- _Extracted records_
* * *

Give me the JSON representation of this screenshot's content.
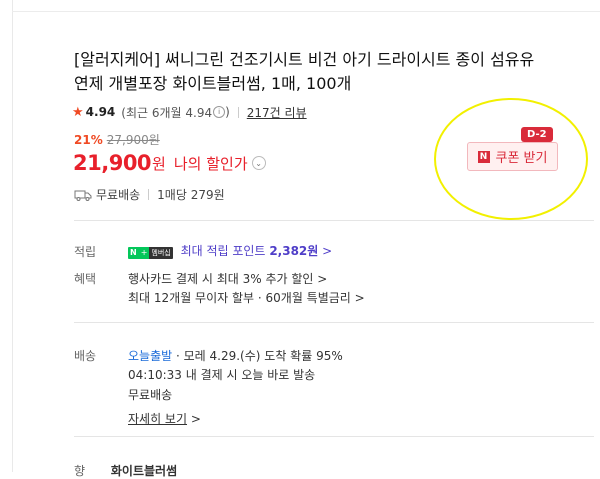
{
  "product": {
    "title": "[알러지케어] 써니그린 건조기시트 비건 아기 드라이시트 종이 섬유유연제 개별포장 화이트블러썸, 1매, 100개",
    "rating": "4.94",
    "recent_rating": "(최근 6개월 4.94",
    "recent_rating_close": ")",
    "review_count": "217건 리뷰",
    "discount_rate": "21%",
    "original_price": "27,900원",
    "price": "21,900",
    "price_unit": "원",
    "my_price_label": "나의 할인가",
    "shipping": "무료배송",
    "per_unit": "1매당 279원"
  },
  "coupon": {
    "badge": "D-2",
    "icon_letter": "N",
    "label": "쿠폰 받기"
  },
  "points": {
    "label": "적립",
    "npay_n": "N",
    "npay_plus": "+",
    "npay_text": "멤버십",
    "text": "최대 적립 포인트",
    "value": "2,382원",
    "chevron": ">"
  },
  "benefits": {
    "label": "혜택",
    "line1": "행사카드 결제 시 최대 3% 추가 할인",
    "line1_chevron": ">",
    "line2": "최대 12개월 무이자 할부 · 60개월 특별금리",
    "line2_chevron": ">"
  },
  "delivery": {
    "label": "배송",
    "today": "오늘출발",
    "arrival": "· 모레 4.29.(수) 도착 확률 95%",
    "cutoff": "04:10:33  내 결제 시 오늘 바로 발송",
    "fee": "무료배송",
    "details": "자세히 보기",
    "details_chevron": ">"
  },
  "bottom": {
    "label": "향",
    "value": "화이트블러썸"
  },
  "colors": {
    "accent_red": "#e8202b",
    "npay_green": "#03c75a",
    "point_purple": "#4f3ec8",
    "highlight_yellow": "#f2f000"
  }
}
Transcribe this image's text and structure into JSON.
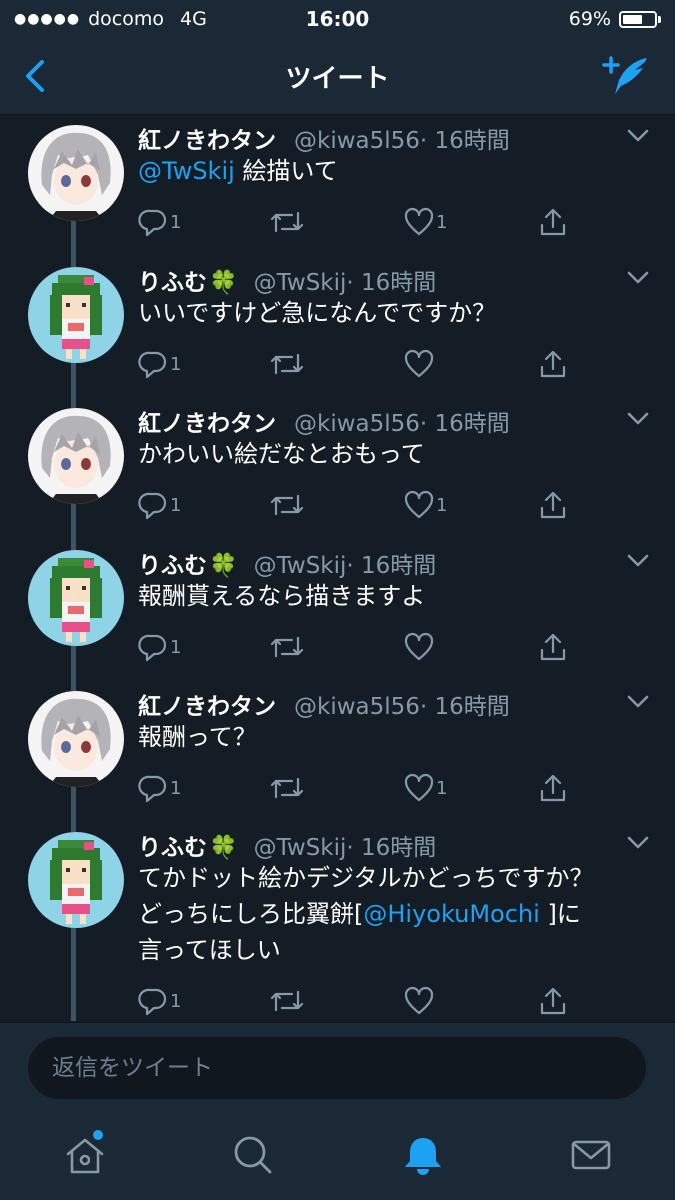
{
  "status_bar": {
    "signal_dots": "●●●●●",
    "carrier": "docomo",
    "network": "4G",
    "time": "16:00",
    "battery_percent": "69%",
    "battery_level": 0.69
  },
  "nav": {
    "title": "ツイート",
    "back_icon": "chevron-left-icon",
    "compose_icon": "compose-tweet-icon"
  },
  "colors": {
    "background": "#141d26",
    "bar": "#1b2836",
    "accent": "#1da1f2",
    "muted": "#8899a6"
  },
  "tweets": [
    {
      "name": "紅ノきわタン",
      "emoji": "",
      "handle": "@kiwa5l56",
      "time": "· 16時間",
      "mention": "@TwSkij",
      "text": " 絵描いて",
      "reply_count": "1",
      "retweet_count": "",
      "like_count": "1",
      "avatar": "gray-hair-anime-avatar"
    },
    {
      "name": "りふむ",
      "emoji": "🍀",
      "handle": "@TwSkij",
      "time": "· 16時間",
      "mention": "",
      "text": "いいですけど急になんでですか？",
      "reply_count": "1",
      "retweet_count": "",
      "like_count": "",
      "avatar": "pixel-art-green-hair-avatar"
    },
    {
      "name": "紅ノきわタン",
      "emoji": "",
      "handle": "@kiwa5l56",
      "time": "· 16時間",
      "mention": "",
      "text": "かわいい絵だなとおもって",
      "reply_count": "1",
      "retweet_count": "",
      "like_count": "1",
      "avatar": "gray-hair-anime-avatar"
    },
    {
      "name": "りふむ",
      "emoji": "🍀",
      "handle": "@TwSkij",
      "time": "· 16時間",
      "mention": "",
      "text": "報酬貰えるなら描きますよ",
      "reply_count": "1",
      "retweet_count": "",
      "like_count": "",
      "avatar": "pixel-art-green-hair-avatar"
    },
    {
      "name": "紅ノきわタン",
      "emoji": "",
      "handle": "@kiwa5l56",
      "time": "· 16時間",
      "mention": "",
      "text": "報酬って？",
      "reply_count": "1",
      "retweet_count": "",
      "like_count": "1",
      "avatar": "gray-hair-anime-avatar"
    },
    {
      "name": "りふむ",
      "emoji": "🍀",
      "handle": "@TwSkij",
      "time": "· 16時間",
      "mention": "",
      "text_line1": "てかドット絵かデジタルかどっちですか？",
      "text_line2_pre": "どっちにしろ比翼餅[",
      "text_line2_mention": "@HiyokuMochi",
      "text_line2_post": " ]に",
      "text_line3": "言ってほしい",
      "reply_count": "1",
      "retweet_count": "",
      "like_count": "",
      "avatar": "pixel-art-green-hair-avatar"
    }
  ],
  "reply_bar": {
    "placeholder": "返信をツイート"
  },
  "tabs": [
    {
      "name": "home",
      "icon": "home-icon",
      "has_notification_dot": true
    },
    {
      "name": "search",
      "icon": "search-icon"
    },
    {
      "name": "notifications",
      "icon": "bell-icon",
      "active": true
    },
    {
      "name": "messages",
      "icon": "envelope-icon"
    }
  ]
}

* * *

- _Problem details_
Pick out the lines containing the string "JSON" and show them.

- _Result of this exercise_
Give me the JSON representation of this screenshot's content.
Transcribe this image's text and structure into JSON.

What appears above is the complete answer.